[BEGIN PROVIDED RECORDS]

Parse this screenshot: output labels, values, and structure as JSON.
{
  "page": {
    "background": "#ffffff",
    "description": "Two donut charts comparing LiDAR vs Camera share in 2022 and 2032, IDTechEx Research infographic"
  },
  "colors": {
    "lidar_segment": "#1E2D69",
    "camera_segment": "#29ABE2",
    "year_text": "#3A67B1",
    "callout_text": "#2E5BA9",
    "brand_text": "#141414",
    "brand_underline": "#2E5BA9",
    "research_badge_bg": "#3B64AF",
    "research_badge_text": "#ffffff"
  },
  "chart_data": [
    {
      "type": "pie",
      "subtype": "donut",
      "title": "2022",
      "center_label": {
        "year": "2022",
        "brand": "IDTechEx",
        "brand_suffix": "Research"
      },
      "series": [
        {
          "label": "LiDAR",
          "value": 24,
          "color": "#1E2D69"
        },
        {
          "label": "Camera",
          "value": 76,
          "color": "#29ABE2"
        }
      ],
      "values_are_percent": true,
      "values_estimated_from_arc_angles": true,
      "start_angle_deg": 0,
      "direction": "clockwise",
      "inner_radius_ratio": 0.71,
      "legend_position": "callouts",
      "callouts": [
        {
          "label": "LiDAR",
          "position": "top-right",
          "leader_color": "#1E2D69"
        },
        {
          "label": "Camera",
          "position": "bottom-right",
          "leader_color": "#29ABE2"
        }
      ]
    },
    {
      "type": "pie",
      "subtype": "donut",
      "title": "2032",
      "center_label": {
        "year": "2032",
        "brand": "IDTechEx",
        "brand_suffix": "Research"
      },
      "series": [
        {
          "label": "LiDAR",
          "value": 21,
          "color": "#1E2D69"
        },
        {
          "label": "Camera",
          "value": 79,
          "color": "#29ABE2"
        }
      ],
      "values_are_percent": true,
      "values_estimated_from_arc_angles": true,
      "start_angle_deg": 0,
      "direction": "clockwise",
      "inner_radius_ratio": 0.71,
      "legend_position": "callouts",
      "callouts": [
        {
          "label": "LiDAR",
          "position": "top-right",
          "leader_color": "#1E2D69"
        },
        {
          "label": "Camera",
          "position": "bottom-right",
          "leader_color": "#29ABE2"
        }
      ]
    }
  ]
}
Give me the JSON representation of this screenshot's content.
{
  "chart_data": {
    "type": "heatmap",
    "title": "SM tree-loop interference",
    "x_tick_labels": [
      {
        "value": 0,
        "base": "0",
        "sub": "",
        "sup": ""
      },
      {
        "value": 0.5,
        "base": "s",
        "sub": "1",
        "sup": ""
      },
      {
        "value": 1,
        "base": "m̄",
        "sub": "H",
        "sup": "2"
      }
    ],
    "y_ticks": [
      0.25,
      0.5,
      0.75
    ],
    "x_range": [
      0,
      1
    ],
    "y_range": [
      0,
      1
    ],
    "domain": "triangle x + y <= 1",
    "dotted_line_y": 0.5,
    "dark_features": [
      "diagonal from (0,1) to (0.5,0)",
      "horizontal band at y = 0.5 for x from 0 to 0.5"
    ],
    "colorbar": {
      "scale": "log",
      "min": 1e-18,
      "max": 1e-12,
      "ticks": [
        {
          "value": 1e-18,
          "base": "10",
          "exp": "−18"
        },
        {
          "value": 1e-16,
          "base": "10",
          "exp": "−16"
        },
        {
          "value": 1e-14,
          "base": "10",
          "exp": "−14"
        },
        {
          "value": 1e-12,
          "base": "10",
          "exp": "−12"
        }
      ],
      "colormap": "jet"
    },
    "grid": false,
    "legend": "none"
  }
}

[END PROVIDED RECORDS]

• GOAL: All of the records must be repeated exactly.

• SOLUTION TO THE EXERCISE:
Parse this screenshot: output labels, values, and structure as JSON.
{
  "page": {
    "background": "#ffffff",
    "description": "Two donut charts comparing LiDAR vs Camera share in 2022 and 2032, IDTechEx Research infographic"
  },
  "colors": {
    "lidar_segment": "#1E2D69",
    "camera_segment": "#29ABE2",
    "year_text": "#3A67B1",
    "callout_text": "#2E5BA9",
    "brand_text": "#141414",
    "brand_underline": "#2E5BA9",
    "research_badge_bg": "#3B64AF",
    "research_badge_text": "#ffffff"
  },
  "chart_data": [
    {
      "type": "pie",
      "subtype": "donut",
      "title": "2022",
      "center_label": {
        "year": "2022",
        "brand": "IDTechEx",
        "brand_suffix": "Research"
      },
      "series": [
        {
          "label": "LiDAR",
          "value": 24,
          "color": "#1E2D69"
        },
        {
          "label": "Camera",
          "value": 76,
          "color": "#29ABE2"
        }
      ],
      "values_are_percent": true,
      "values_estimated_from_arc_angles": true,
      "start_angle_deg": 0,
      "direction": "clockwise",
      "inner_radius_ratio": 0.71,
      "legend_position": "callouts",
      "callouts": [
        {
          "label": "LiDAR",
          "position": "top-right",
          "leader_color": "#1E2D69"
        },
        {
          "label": "Camera",
          "position": "bottom-right",
          "leader_color": "#29ABE2"
        }
      ]
    },
    {
      "type": "pie",
      "subtype": "donut",
      "title": "2032",
      "center_label": {
        "year": "2032",
        "brand": "IDTechEx",
        "brand_suffix": "Research"
      },
      "series": [
        {
          "label": "LiDAR",
          "value": 21,
          "color": "#1E2D69"
        },
        {
          "label": "Camera",
          "value": 79,
          "color": "#29ABE2"
        }
      ],
      "values_are_percent": true,
      "values_estimated_from_arc_angles": true,
      "start_angle_deg": 0,
      "direction": "clockwise",
      "inner_radius_ratio": 0.71,
      "legend_position": "callouts",
      "callouts": [
        {
          "label": "LiDAR",
          "position": "top-right",
          "leader_color": "#1E2D69"
        },
        {
          "label": "Camera",
          "position": "bottom-right",
          "leader_color": "#29ABE2"
        }
      ]
    }
  ]
}
Give me the JSON representation of this screenshot's content.
{
  "chart_data": {
    "type": "heatmap",
    "title": "SM tree-loop interference",
    "x_tick_labels": [
      {
        "value": 0,
        "base": "0",
        "sub": "",
        "sup": ""
      },
      {
        "value": 0.5,
        "base": "s",
        "sub": "1",
        "sup": ""
      },
      {
        "value": 1,
        "base": "m̄",
        "sub": "H",
        "sup": "2"
      }
    ],
    "y_ticks": [
      0.25,
      0.5,
      0.75
    ],
    "x_range": [
      0,
      1
    ],
    "y_range": [
      0,
      1
    ],
    "domain": "triangle x + y <= 1",
    "dotted_line_y": 0.5,
    "dark_features": [
      "diagonal from (0,1) to (0.5,0)",
      "horizontal band at y = 0.5 for x from 0 to 0.5"
    ],
    "colorbar": {
      "scale": "log",
      "min": 1e-18,
      "max": 1e-12,
      "ticks": [
        {
          "value": 1e-18,
          "base": "10",
          "exp": "−18"
        },
        {
          "value": 1e-16,
          "base": "10",
          "exp": "−16"
        },
        {
          "value": 1e-14,
          "base": "10",
          "exp": "−14"
        },
        {
          "value": 1e-12,
          "base": "10",
          "exp": "−12"
        }
      ],
      "colormap": "jet"
    },
    "grid": false,
    "legend": "none"
  }
}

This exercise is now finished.